# START OF Data for this exercise

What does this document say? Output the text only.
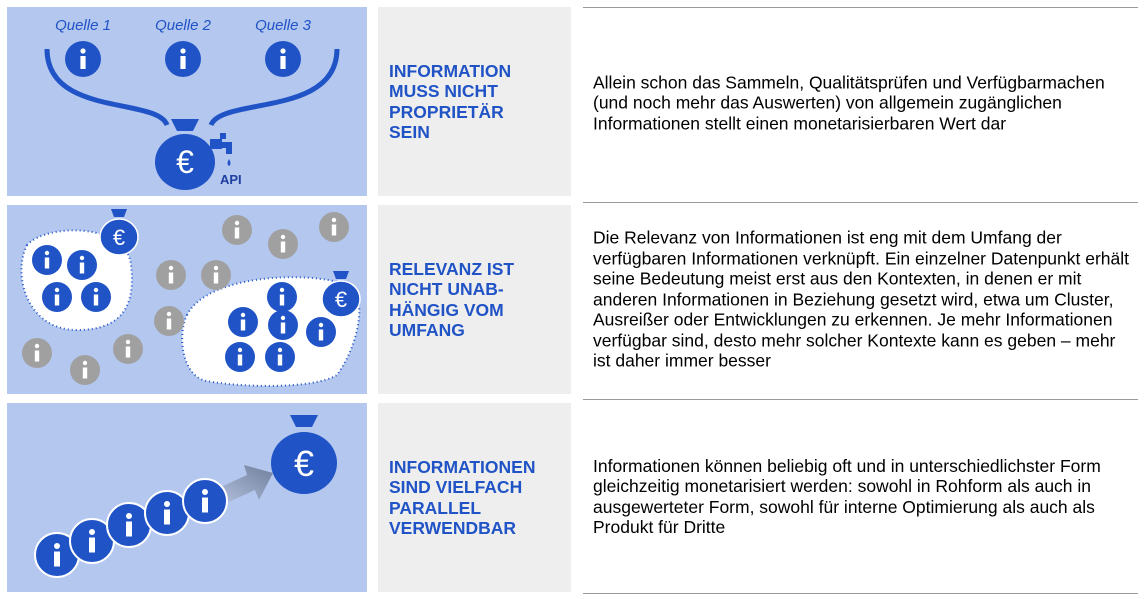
Quelle 1	Quelle 2	Quelle 3
€ API
INFORMATION
MUSS NICHT
PROPRIETÄR
SEIN
Allein schon das Sammeln, Qualitätsprüfen und Verfügbarmachen (und noch mehr das Auswerten) von allgemein zugänglichen Informationen stellt einen monetarisierbaren Wert dar
€
€
RELEVANZ IST
NICHT UNAB-
HÄNGIG VOM
UMFANG
Die Relevanz von Informationen ist eng mit dem Umfang der verfügbaren Informationen verknüpft. Ein einzelner Datenpunkt erhält seine Bedeutung meist erst aus den Kontexten, in denen er mit anderen Informationen in Beziehung gesetzt wird, etwa um Cluster, Ausreißer oder Entwicklungen zu erkennen. Je mehr Informationen verfügbar sind, desto mehr solcher Kontexte kann es geben – mehr ist daher immer besser
€	INFORMATIONEN
SIND VIELFACH
PARALLEL
VERWENDBAR
Informationen können beliebig oft und in unterschiedlichster Form gleichzeitig monetarisiert werden: sowohl in Rohform als auch in ausgewerteter Form, sowohl für interne Optimierung als auch als Produkt für Dritte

# END OF Data for this exercise

How many of the lines above hold "mehr"? Answer with only the number.

2